# Exercise directions
Return the lines where the word "корпуса" occurs.

# Extracted records

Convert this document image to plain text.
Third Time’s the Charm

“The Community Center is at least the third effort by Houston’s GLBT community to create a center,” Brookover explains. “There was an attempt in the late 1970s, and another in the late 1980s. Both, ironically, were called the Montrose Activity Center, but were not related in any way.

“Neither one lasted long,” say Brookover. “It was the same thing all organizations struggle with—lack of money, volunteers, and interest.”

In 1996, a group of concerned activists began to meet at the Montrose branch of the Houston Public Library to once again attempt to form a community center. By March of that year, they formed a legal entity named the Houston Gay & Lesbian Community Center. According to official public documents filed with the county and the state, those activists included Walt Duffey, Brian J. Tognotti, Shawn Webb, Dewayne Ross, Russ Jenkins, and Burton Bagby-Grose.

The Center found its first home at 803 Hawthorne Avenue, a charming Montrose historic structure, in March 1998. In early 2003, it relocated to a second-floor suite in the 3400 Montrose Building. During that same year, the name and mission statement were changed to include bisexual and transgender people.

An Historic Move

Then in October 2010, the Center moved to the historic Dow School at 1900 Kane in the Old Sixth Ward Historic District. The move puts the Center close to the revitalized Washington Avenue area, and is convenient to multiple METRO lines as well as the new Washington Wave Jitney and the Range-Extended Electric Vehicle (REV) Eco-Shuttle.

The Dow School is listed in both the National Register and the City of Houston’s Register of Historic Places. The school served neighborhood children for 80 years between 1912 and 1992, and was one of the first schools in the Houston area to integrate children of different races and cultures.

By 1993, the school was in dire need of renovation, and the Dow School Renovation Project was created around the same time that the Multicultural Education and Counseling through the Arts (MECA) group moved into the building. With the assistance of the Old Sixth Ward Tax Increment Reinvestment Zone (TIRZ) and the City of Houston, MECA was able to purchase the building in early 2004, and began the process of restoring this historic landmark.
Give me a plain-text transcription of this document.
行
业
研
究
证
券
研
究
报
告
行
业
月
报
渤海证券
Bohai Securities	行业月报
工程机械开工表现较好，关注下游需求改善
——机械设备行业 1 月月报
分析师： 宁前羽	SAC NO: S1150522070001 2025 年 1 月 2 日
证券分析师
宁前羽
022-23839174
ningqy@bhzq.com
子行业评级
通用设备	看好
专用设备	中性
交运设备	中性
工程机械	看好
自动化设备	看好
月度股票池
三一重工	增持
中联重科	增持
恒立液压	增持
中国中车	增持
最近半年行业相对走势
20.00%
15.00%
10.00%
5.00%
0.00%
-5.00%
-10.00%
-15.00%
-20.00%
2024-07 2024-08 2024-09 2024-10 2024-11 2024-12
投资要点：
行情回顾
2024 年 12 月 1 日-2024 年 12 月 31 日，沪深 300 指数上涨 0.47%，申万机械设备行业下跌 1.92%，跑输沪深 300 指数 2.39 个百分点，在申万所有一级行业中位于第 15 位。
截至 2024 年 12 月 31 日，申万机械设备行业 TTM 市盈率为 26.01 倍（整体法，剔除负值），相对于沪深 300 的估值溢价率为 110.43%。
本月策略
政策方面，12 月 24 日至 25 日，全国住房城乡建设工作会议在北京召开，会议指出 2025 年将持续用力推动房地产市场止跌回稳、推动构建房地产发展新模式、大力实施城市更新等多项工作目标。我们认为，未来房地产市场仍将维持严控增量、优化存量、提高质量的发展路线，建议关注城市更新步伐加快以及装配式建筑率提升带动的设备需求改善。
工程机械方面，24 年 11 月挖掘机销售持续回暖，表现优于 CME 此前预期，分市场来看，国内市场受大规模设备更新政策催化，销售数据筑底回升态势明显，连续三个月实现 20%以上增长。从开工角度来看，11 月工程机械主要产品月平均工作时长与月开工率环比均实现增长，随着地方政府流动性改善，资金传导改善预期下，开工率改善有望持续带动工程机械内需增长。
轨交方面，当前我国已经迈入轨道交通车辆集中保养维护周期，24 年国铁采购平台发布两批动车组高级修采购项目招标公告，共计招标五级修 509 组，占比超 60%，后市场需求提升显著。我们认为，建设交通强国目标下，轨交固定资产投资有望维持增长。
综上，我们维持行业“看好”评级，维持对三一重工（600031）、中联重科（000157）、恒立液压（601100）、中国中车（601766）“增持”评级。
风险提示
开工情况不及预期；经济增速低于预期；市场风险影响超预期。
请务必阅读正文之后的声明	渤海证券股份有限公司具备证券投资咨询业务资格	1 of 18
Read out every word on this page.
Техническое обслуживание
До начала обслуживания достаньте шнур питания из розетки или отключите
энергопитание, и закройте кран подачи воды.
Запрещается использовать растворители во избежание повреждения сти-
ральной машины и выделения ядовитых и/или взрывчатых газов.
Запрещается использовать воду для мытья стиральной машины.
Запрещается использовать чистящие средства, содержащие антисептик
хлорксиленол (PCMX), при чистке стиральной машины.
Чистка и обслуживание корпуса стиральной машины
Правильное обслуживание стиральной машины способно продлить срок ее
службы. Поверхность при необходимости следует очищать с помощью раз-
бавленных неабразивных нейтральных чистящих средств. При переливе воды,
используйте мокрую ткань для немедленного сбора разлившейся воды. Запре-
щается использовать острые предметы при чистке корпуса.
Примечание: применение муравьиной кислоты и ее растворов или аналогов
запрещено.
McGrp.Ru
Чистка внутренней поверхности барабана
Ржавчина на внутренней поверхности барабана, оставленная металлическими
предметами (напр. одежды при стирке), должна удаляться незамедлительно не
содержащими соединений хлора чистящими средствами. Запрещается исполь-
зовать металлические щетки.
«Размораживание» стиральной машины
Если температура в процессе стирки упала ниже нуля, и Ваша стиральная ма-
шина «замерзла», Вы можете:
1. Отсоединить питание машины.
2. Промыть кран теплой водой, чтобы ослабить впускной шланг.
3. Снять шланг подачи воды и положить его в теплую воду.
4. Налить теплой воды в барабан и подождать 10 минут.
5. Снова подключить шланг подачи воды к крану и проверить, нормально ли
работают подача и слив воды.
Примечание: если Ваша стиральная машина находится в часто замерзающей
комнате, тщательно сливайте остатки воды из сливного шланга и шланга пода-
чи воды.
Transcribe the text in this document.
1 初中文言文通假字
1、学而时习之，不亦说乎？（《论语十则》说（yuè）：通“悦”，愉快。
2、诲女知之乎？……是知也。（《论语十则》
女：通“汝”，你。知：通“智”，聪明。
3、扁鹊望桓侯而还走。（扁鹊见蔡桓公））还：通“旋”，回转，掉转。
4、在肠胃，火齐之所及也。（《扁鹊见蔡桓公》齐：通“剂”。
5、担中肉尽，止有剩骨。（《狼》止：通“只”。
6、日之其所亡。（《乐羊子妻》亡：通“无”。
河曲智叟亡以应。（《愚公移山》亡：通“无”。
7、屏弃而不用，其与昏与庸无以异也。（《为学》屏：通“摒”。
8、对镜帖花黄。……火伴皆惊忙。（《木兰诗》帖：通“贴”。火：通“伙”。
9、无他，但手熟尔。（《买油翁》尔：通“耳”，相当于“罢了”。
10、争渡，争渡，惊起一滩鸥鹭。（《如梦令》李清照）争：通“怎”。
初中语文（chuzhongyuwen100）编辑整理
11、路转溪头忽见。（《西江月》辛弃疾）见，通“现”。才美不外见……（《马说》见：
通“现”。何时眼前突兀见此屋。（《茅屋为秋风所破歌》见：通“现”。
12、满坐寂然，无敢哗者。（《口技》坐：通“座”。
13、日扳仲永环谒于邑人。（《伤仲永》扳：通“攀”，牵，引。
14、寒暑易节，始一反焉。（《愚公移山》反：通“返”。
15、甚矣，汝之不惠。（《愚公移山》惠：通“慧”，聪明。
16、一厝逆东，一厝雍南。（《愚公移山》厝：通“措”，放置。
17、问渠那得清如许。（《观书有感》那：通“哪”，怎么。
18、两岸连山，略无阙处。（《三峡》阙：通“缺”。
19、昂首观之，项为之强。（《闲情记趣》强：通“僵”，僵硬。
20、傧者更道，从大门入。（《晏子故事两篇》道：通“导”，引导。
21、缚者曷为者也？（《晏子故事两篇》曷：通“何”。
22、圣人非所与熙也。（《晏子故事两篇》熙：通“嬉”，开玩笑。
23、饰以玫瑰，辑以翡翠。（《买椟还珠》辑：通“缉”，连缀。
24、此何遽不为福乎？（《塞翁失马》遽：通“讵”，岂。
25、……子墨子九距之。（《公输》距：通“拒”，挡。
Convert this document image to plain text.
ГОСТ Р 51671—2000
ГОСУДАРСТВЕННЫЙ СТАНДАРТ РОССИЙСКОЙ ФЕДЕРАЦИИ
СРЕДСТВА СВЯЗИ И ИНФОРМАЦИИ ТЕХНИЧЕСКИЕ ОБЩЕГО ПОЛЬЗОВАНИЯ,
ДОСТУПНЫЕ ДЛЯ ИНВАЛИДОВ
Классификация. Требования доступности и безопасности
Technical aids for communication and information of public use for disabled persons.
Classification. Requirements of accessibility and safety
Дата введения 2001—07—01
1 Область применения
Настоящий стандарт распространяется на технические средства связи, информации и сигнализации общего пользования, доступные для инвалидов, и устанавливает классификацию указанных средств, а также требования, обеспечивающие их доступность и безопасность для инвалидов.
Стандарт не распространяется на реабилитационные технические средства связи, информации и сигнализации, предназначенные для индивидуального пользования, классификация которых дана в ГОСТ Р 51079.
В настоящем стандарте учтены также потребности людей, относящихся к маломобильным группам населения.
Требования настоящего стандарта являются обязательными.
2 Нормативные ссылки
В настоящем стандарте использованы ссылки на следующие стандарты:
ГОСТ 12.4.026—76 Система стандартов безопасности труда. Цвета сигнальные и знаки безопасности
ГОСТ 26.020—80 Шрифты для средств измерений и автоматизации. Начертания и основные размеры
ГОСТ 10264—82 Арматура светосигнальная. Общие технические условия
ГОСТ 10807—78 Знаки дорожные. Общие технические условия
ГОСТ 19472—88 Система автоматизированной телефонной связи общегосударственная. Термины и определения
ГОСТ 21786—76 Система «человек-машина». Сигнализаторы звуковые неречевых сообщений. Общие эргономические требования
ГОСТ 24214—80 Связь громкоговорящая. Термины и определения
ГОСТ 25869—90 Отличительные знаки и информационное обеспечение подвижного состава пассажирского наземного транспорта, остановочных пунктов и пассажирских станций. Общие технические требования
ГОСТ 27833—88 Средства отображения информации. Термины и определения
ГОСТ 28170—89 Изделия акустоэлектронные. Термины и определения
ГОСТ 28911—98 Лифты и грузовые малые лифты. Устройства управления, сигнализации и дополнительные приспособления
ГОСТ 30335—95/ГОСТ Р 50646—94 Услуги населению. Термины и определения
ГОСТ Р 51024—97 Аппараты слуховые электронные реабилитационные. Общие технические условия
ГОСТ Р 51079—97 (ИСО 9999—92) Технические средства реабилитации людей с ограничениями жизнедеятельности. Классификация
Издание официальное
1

# Written solution
Чистка и обслуживание корпуса стиральной машины
щается использовать острые предметы при чистке корпуса.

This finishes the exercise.